* START Extract provided *

Game Boy 008 – Terrace

“Game Boy” is a weekly column in which I write about being a game developer working in Montreal. You’ll find them all under this category, and it starts here.

I’ve now worked at Ubisoft Montréal for just over two years — my first day on the job was February 15, 2016, which is an easy date to remember since it was exactly a year before the release of the game I was hired to work on, For Honor (which released on the heart-filled February 14, 2017).

I quite enjoy working at the studio. After my first year on production, I moved over to a service team, which has also been a great experience — and it gives me a chance to work alongside a great many of our game projects, both in and out of Montreal. But the studio itself is also quite an interesting place to work in. Up until January of this year, I was working in the studio’s “main” building (yes, the studio is so big that it covers a collection of spaces in the Mile End neighborhood), called Peck. In January, our team moved over to one of the floors in a 12-story building on De Gaspé avenue.

* END Extract provided *

## Objective
Pick up the game developer column about the Montreal studio after its last sentence and keep it going. The listing further down has no connection to the column about working at a Montreal game studio.

* START Given data *

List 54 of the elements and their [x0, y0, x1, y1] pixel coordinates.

* END Given data *

## Task response
One of my favorite things in this new space — apart from the great view we have of the city since we’re on the 12th floor — is the big open area that’s located near the location of my desk (and pictured above). With all those giant tables (and there’s another even larger one that you can’t see, in the foreground, along with a comfy couch and chairs), it’s just perfect for us to play various card games and board games either at lunch time or after work. I run a Magic: The Gathering league inside our team, and so most lunch times we’re using those long tables to play our matches. We also play other card games, as well as board games, like Gloomhaven, which I organize on a mostly weekly schedule. But I’m lucky not just for the nice space we’re afforded to play in, but also for the fact that I have so many colleagues I can convince to play with me — which I guess is not incredibly surprising when you consider that we work at a game studio.

But going back to Peck, the best feature of that 5-story building is the rooftop terrace. It’s open all summer (or rather from late spring to late fall), and on top of being a nice place to go hang out or to eat your lunch outside, the studio often organizes happy hours there — and for some of them, you can even bring a friend or family member along.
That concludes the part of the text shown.